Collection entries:
◆ ◆ ◆
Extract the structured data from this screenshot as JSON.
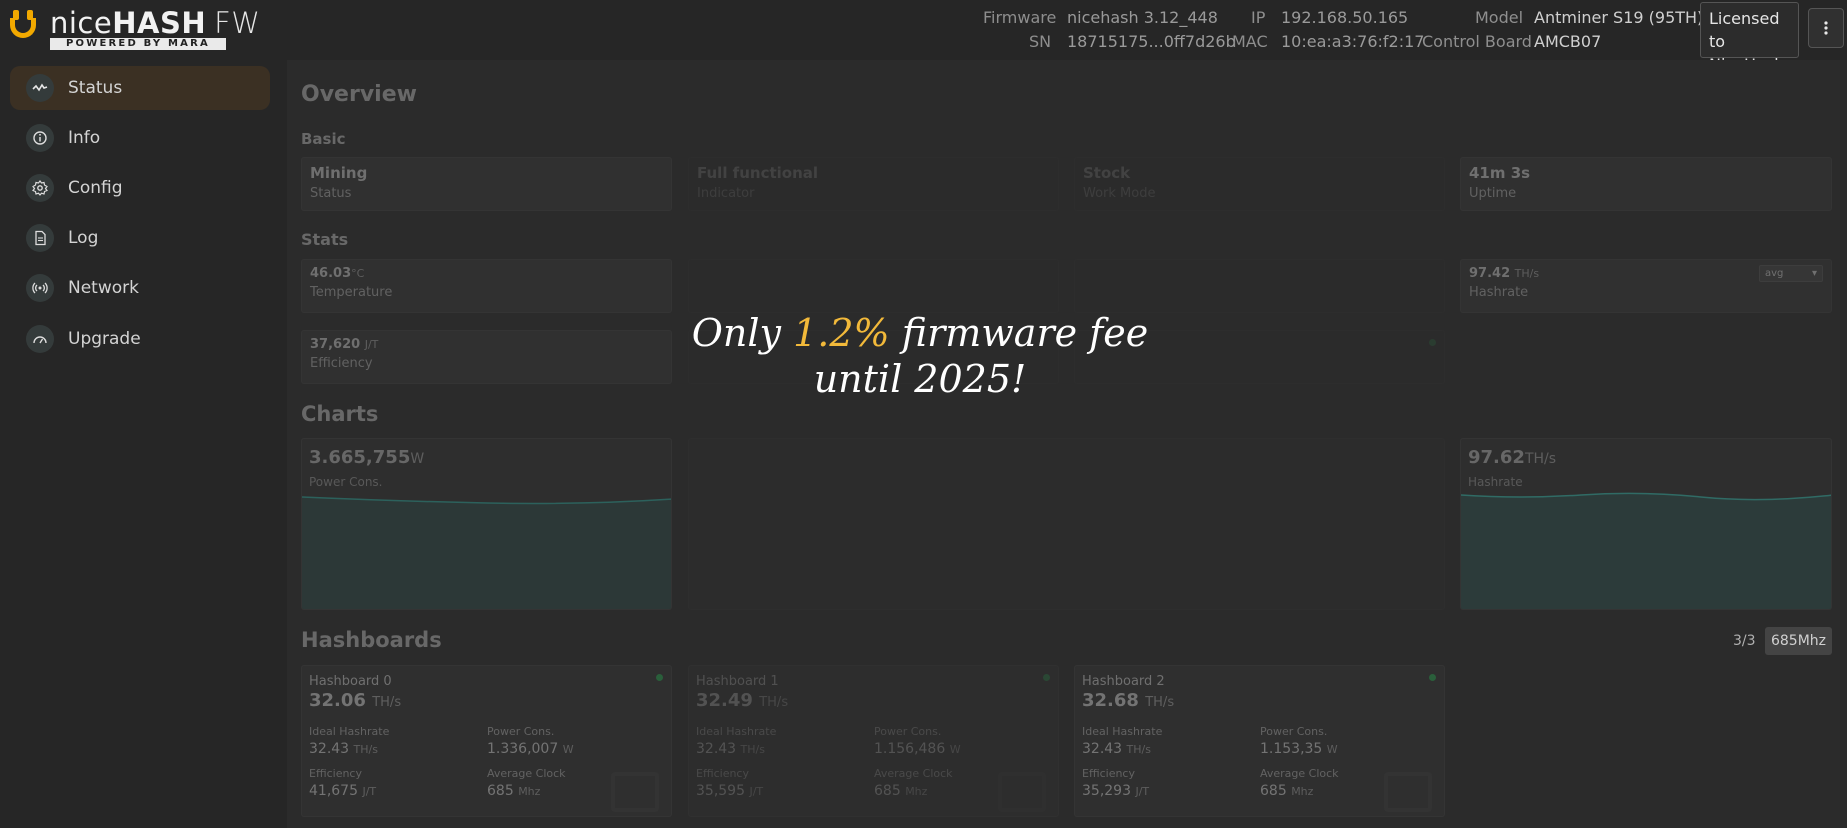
{
  "logo": {
    "name_light": "nice",
    "name_bold": "HASH",
    "name_suffix": "FW",
    "tagline": "POWERED BY MARA",
    "brand_color": "#f2a900"
  },
  "header": {
    "firmware_label": "Firmware",
    "firmware_value": "nicehash 3.12_448",
    "sn_label": "SN",
    "sn_value": "18715175...0ff7d26b",
    "ip_label": "IP",
    "ip_value": "192.168.50.165",
    "mac_label": "MAC",
    "mac_value": "10:ea:a3:76:f2:17",
    "model_label": "Model",
    "model_value": "Antminer S19 (95TH)",
    "board_label": "Control Board",
    "board_value": "AMCB07",
    "license_line1": "Licensed to",
    "license_line2": "NiceHash",
    "menu_icon": "more-vertical-icon"
  },
  "sidebar": {
    "items": [
      {
        "label": "Status",
        "icon": "activity-icon",
        "active": true
      },
      {
        "label": "Info",
        "icon": "info-icon"
      },
      {
        "label": "Config",
        "icon": "gear-icon"
      },
      {
        "label": "Log",
        "icon": "document-icon"
      },
      {
        "label": "Network",
        "icon": "broadcast-icon"
      },
      {
        "label": "Upgrade",
        "icon": "gauge-icon"
      }
    ]
  },
  "overview": {
    "title": "Overview",
    "basic_title": "Basic",
    "basic": [
      {
        "value": "Mining",
        "label": "Status"
      },
      {
        "value": "Full functional",
        "label": "Indicator"
      },
      {
        "value": "Stock",
        "label": "Work Mode"
      },
      {
        "value": "41m 3s",
        "label": "Uptime"
      }
    ],
    "stats_title": "Stats",
    "stats": {
      "temperature": {
        "value": "46.03",
        "unit": "°C",
        "label": "Temperature"
      },
      "hashrate": {
        "value": "97.42",
        "unit": "TH/s",
        "label": "Hashrate",
        "select": "avg"
      },
      "efficiency": {
        "value": "37,620",
        "unit": "J/T",
        "label": "Efficiency"
      }
    }
  },
  "charts": {
    "title": "Charts",
    "power": {
      "value": "3.665,755",
      "unit": "W",
      "label": "Power Cons."
    },
    "hashrate": {
      "value": "97.62",
      "unit": "TH/s",
      "label": "Hashrate"
    },
    "line_color": "#2f8f85"
  },
  "hashboards": {
    "title": "Hashboards",
    "count": "3/3",
    "clock": "685Mhz",
    "labels": {
      "ideal": "Ideal Hashrate",
      "power": "Power Cons.",
      "efficiency": "Efficiency",
      "clock": "Average Clock"
    },
    "units": {
      "rate": "TH/s",
      "power": "W",
      "eff": "J/T",
      "clock": "Mhz"
    },
    "boards": [
      {
        "name": "Hashboard 0",
        "rate": "32.06",
        "ideal": "32.43",
        "power": "1.336,007",
        "efficiency": "41,675",
        "clock": "685"
      },
      {
        "name": "Hashboard 1",
        "rate": "32.49",
        "ideal": "32.43",
        "power": "1.156,486",
        "efficiency": "35,595",
        "clock": "685"
      },
      {
        "name": "Hashboard 2",
        "rate": "32.68",
        "ideal": "32.43",
        "power": "1.153,35",
        "efficiency": "35,293",
        "clock": "685"
      }
    ]
  },
  "banner": {
    "prefix": "Only ",
    "highlight": "1.2%",
    "suffix": " firmware fee",
    "line2": "until 2025!",
    "highlight_color": "#f2b93a"
  }
}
◆ ◆ ◆
**TASK STATEMENT**
For each line of the listing that holds the word "icon", show that line.

**EXPECTED OUTPUT**
    "menu_icon": "more-vertical-icon"
        "icon": "activity-icon",
        "icon": "info-icon"
        "icon": "gear-icon"
        "icon": "document-icon"
        "icon": "broadcast-icon"
        "icon": "gauge-icon"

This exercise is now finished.